### Available records

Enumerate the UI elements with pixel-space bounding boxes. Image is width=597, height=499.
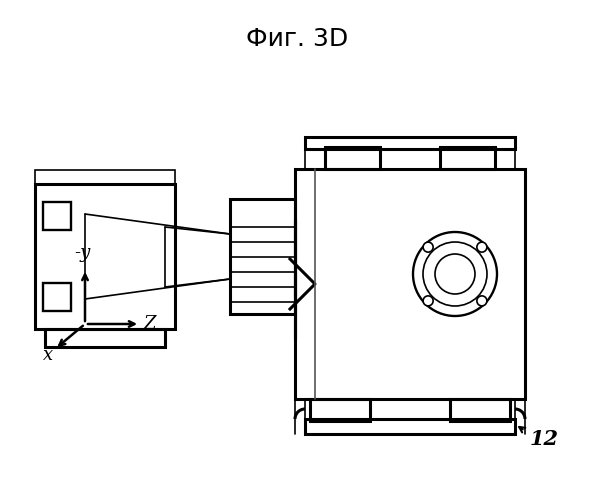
Text: Фиг. 3D: Фиг. 3D xyxy=(246,27,348,51)
Bar xyxy=(450,399,510,421)
Circle shape xyxy=(477,242,487,252)
Bar xyxy=(295,169,525,399)
Text: Z: Z xyxy=(144,315,156,333)
Bar xyxy=(35,170,175,184)
Circle shape xyxy=(423,242,433,252)
Text: -y: -y xyxy=(74,244,90,262)
Bar xyxy=(45,329,165,347)
Bar xyxy=(310,399,370,421)
Bar xyxy=(305,137,515,149)
Circle shape xyxy=(423,296,433,306)
Text: x: x xyxy=(43,346,53,364)
Circle shape xyxy=(477,296,487,306)
Bar xyxy=(230,199,295,314)
Bar xyxy=(325,147,380,169)
Bar xyxy=(35,184,175,329)
Bar xyxy=(440,147,495,169)
Text: 12: 12 xyxy=(530,429,559,449)
Bar xyxy=(43,283,71,311)
Bar xyxy=(43,202,71,230)
Bar xyxy=(305,419,515,434)
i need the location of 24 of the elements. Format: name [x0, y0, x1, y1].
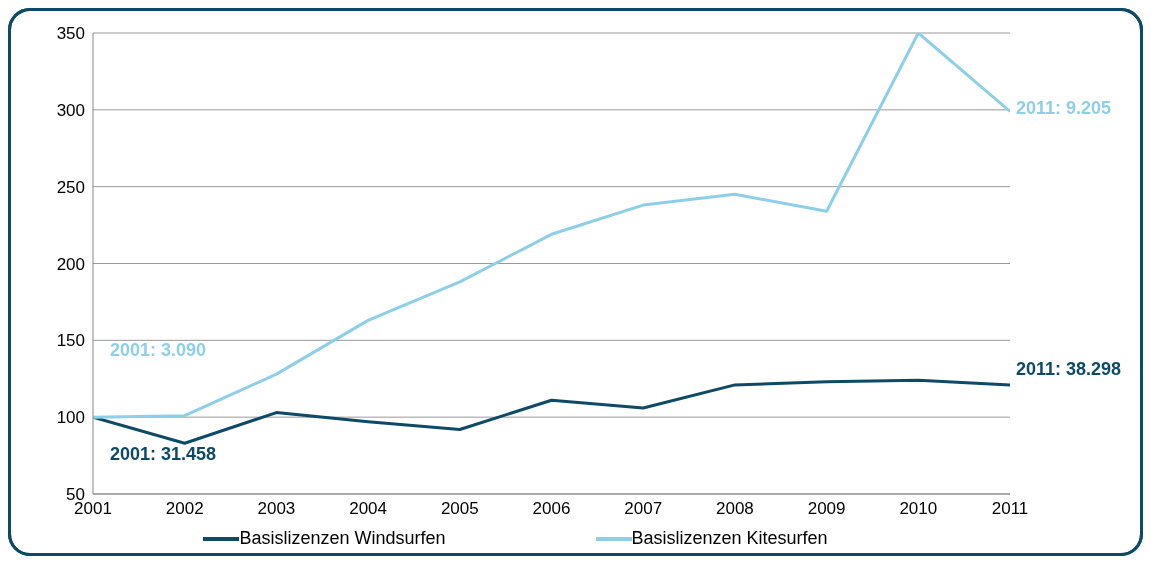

######

__What the exercise asks__. Please copy out the material from its beginning through the line that holds "Bar xyxy=(305,419,515,434)", inclusive, swapping "bounding boxes" for "box coordinates" and leaving everything else unchanged. Omit the pictures from your answer.

__Task response__.
Enumerate the UI elements with pixel-space box coordinates. Image is width=597, height=499.
Text: Фиг. 3D: Фиг. 3D xyxy=(246,27,348,51)
Bar xyxy=(450,399,510,421)
Circle shape xyxy=(477,242,487,252)
Bar xyxy=(295,169,525,399)
Text: Z: Z xyxy=(144,315,156,333)
Bar xyxy=(35,170,175,184)
Circle shape xyxy=(423,242,433,252)
Text: -y: -y xyxy=(74,244,90,262)
Bar xyxy=(45,329,165,347)
Bar xyxy=(310,399,370,421)
Bar xyxy=(305,137,515,149)
Circle shape xyxy=(423,296,433,306)
Text: x: x xyxy=(43,346,53,364)
Circle shape xyxy=(477,296,487,306)
Bar xyxy=(230,199,295,314)
Bar xyxy=(325,147,380,169)
Bar xyxy=(35,184,175,329)
Bar xyxy=(440,147,495,169)
Text: 12: 12 xyxy=(530,429,559,449)
Bar xyxy=(43,283,71,311)
Bar xyxy=(43,202,71,230)
Bar xyxy=(305,419,515,434)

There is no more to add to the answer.